Stored dataset items
==*==
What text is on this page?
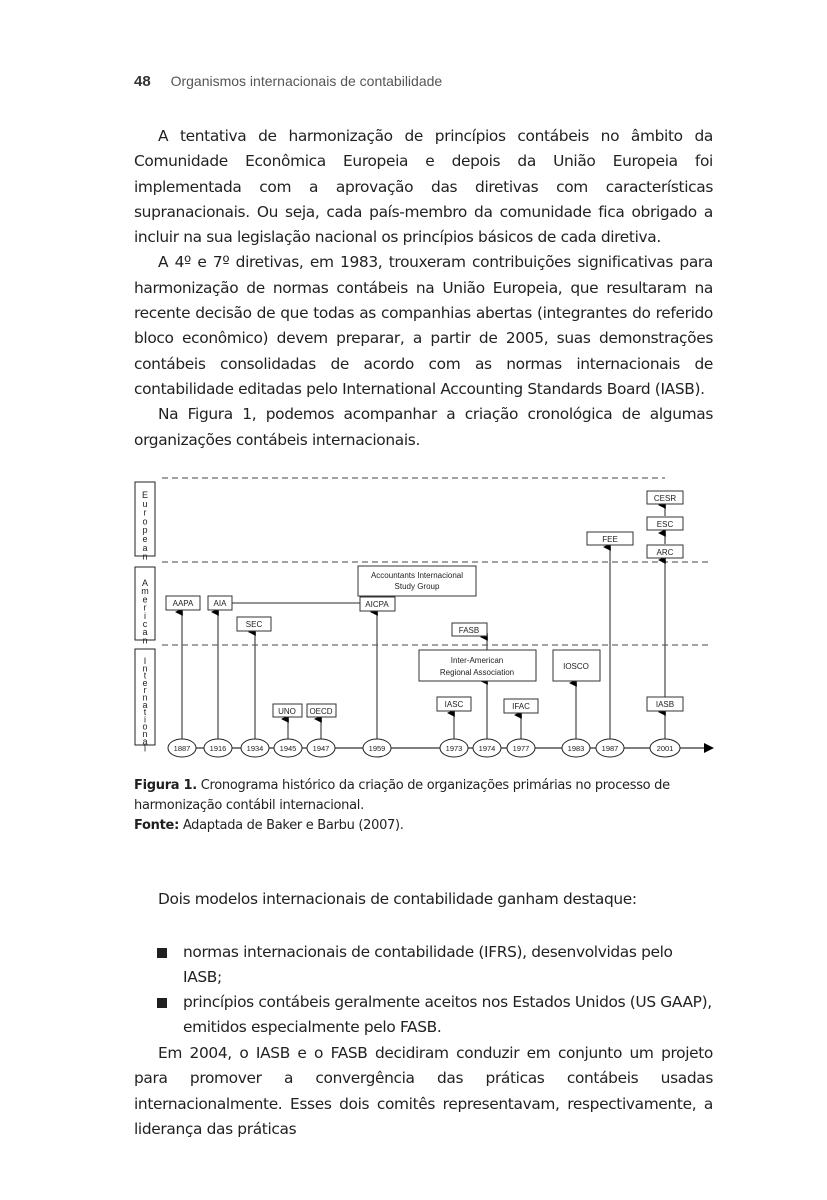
48 Organismos internacionais de contabilidade

A tentativa de harmonização de princípios contábeis no âmbito da Comunidade Econômica Europeia e depois da União Europeia foi implementada com a aprovação das diretivas com características supranacionais. Ou seja, cada país-membro da comunidade fica obrigado a incluir na sua legislação nacional os princípios básicos de cada diretiva.

A 4º e 7º diretivas, em 1983, trouxeram contribuições significativas para harmonização de normas contábeis na União Europeia, que resultaram na recente decisão de que todas as companhias abertas (integrantes do referido bloco econômico) devem preparar, a partir de 2005, suas demonstrações contábeis consolidadas de acordo com as normas internacionais de contabilidade editadas pelo International Accounting Standards Board (IASB).

Na Figura 1, podemos acompanhar a criação cronológica de algumas organizações contábeis internacionais.

E u r o p e a n
A m e r i c a n
I n t e r n a t i o n a l
AAPA	AIA
SEC
Accountants Internacional
Study Group
AICPA
FASB
Inter-American
Regional Association
IOSCO
UNO OECD
IASC	IFAC	IASB
FEE
ARC
ESC
CESR
1887	1916	1934 1945 1947	1959	1973 1974 1977	1983 1987	2001
Figura 1. Cronograma histórico da criação de organizações primárias no processo de harmonização contábil internacional.
Fonte: Adaptada de Baker e Barbu (2007).
Dois modelos internacionais de contabilidade ganham destaque:
normas internacionais de contabilidade (IFRS), desenvolvidas pelo IASB;
princípios contábeis geralmente aceitos nos Estados Unidos (US GAAP), emitidos especialmente pelo FASB.

Em 2004, o IASB e o FASB decidiram conduzir em conjunto um projeto para promover a convergência das práticas contábeis usadas internacionalmente. Esses dois comitês representavam, respectivamente, a liderança das práticas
==*==
Work to be completed
Count each line of the entries that holds the word "criação", then state the total and nothing more.

Written answer
2